--- Data shown ---

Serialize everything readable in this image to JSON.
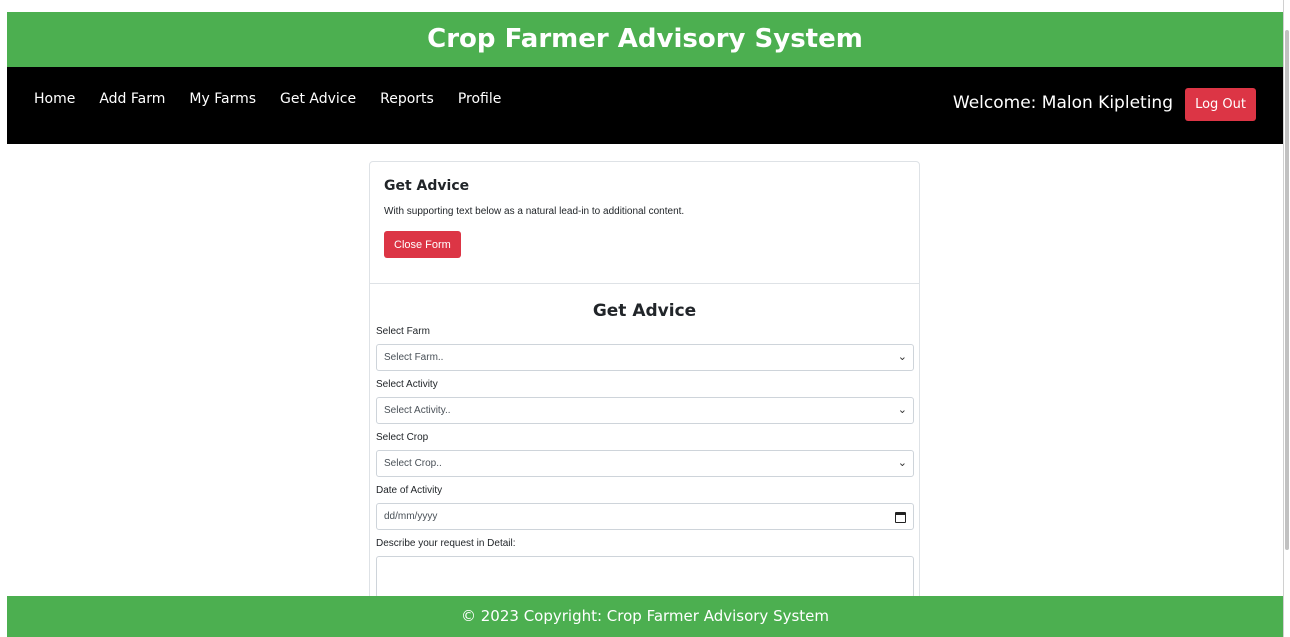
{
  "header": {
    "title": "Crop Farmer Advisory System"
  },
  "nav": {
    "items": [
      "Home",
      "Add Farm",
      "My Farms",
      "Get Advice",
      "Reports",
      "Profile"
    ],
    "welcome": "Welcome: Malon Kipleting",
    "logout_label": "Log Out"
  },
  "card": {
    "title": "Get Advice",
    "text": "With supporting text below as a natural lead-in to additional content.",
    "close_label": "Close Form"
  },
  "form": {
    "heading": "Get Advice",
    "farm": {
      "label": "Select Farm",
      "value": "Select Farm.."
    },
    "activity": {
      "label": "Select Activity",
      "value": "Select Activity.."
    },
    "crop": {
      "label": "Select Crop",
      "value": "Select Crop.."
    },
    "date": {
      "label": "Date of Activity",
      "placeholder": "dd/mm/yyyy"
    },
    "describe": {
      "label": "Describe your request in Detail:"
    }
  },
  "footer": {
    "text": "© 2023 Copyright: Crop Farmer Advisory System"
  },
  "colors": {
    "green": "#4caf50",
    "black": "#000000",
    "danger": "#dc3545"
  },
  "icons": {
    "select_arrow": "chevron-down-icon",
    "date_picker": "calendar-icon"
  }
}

---

§ Aim of the task: In the copy, include all records verbatim but no images.

§ Output of the exercise:
Serialize everything readable in this image to JSON.
{
  "header": {
    "title": "Crop Farmer Advisory System"
  },
  "nav": {
    "items": [
      "Home",
      "Add Farm",
      "My Farms",
      "Get Advice",
      "Reports",
      "Profile"
    ],
    "welcome": "Welcome: Malon Kipleting",
    "logout_label": "Log Out"
  },
  "card": {
    "title": "Get Advice",
    "text": "With supporting text below as a natural lead-in to additional content.",
    "close_label": "Close Form"
  },
  "form": {
    "heading": "Get Advice",
    "farm": {
      "label": "Select Farm",
      "value": "Select Farm.."
    },
    "activity": {
      "label": "Select Activity",
      "value": "Select Activity.."
    },
    "crop": {
      "label": "Select Crop",
      "value": "Select Crop.."
    },
    "date": {
      "label": "Date of Activity",
      "placeholder": "dd/mm/yyyy"
    },
    "describe": {
      "label": "Describe your request in Detail:"
    }
  },
  "footer": {
    "text": "© 2023 Copyright: Crop Farmer Advisory System"
  },
  "colors": {
    "green": "#4caf50",
    "black": "#000000",
    "danger": "#dc3545"
  },
  "icons": {
    "select_arrow": "chevron-down-icon",
    "date_picker": "calendar-icon"
  }
}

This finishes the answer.